• Your instructions
Give only the count of lines containing "initialized".
....
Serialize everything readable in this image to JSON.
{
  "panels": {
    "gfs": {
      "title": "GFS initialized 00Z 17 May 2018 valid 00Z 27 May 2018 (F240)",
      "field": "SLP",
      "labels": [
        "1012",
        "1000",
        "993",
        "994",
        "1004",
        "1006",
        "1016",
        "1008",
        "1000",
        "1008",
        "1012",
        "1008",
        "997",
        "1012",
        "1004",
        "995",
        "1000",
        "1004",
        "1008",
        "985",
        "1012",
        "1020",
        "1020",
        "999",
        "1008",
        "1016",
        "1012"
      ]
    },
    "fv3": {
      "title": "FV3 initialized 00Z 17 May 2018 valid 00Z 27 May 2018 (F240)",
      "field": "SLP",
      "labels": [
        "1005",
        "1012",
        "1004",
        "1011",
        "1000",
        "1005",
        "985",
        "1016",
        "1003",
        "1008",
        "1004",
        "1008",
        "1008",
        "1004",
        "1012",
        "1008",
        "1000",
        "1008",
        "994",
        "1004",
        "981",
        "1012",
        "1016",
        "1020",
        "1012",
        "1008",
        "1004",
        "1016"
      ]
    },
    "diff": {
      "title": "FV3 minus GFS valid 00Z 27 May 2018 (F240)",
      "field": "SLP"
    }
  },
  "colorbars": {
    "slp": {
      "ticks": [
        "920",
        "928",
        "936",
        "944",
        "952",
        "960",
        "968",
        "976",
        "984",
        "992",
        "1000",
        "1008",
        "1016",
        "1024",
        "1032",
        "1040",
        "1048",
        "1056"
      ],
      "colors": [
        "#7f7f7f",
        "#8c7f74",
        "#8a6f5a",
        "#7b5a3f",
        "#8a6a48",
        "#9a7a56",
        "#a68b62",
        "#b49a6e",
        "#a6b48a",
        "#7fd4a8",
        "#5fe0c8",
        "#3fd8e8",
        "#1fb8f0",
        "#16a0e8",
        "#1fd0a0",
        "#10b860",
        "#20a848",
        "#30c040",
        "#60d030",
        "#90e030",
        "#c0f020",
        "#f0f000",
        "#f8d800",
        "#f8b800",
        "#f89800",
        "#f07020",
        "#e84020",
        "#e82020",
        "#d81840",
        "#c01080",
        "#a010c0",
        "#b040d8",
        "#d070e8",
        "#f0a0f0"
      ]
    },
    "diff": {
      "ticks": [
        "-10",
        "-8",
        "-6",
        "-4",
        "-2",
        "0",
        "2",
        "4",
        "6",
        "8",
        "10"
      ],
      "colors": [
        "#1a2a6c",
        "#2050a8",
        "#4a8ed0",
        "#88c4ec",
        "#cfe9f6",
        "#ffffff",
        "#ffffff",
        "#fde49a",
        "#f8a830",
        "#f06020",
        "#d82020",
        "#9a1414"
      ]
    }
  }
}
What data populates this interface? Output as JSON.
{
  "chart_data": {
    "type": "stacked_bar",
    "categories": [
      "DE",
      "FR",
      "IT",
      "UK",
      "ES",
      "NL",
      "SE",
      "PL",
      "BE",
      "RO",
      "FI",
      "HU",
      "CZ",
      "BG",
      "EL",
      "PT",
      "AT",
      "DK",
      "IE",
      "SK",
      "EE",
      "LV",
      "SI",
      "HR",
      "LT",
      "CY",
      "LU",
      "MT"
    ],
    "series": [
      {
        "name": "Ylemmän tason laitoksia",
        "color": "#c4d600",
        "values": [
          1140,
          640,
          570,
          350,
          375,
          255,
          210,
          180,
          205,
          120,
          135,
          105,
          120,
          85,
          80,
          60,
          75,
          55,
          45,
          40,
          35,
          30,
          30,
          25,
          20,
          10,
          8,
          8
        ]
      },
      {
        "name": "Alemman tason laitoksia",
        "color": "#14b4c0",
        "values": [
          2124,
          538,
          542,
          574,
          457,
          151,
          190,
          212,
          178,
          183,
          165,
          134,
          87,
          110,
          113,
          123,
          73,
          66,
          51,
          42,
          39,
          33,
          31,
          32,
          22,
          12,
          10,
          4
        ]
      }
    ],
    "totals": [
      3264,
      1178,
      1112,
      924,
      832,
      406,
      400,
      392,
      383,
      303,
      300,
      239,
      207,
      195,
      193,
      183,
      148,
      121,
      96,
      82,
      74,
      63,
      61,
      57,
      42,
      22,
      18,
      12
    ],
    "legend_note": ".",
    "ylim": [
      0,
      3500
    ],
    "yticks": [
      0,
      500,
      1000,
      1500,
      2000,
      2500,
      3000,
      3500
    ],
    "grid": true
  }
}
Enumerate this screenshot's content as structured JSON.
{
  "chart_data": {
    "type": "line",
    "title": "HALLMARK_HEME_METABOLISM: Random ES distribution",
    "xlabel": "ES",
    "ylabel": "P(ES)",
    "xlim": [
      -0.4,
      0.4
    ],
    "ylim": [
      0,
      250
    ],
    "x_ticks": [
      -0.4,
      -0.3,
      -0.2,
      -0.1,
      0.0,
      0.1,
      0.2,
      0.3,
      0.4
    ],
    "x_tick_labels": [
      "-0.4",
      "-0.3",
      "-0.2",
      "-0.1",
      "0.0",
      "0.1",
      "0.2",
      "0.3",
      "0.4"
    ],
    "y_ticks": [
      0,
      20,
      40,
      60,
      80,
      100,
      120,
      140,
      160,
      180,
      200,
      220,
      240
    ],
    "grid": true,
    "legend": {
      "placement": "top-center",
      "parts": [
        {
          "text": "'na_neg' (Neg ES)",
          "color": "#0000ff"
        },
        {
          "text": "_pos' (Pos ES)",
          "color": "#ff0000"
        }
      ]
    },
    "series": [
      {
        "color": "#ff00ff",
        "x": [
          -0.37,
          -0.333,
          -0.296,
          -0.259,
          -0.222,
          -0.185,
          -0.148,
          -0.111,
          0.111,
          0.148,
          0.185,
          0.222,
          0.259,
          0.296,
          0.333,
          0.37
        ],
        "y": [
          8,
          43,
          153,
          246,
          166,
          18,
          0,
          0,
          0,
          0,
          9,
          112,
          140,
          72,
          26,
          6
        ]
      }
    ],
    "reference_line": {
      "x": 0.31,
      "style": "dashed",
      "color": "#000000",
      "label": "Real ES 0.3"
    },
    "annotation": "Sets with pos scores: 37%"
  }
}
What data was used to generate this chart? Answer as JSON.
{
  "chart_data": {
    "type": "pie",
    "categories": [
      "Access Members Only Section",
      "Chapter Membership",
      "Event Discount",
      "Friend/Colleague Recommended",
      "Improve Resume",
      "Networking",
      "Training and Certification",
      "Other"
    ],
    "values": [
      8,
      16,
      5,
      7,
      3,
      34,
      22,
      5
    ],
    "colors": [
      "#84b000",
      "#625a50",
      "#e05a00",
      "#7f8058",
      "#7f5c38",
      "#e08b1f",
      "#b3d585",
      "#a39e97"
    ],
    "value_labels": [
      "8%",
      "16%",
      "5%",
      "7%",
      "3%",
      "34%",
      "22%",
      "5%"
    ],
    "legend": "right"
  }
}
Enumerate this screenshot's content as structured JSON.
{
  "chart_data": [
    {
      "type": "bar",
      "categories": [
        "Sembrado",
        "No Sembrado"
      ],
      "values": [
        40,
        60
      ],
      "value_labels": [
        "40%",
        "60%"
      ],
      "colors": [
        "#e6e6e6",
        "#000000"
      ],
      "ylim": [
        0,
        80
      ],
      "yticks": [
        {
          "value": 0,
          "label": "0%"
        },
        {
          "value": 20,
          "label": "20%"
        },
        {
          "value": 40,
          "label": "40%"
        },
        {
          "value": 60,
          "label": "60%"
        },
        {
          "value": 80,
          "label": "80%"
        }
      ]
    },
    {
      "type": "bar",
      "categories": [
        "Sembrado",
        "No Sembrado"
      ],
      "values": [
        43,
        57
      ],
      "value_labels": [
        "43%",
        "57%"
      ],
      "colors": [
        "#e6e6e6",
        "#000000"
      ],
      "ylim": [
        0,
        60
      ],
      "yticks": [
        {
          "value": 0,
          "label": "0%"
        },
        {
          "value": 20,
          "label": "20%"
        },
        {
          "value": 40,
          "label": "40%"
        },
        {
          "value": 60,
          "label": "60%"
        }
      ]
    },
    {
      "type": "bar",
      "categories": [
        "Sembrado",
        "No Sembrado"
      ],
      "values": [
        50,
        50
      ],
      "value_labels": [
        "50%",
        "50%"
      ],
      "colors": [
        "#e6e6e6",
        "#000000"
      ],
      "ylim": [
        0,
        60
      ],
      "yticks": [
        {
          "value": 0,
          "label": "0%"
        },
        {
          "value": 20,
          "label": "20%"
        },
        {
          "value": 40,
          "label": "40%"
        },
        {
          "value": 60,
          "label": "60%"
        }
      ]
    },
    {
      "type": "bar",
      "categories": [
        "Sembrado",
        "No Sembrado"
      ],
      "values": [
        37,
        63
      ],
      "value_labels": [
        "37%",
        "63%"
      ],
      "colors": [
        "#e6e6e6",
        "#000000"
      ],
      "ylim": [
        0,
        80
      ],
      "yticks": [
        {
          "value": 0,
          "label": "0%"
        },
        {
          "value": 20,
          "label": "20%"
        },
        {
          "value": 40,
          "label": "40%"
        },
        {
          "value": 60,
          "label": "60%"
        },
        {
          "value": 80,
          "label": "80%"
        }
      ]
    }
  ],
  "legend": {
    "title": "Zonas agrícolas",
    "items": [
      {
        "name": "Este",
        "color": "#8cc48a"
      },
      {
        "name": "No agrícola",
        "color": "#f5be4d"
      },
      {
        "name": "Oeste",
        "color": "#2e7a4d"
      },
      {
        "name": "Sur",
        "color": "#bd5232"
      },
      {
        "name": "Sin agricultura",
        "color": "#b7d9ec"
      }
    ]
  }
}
....
• Solution to this task
2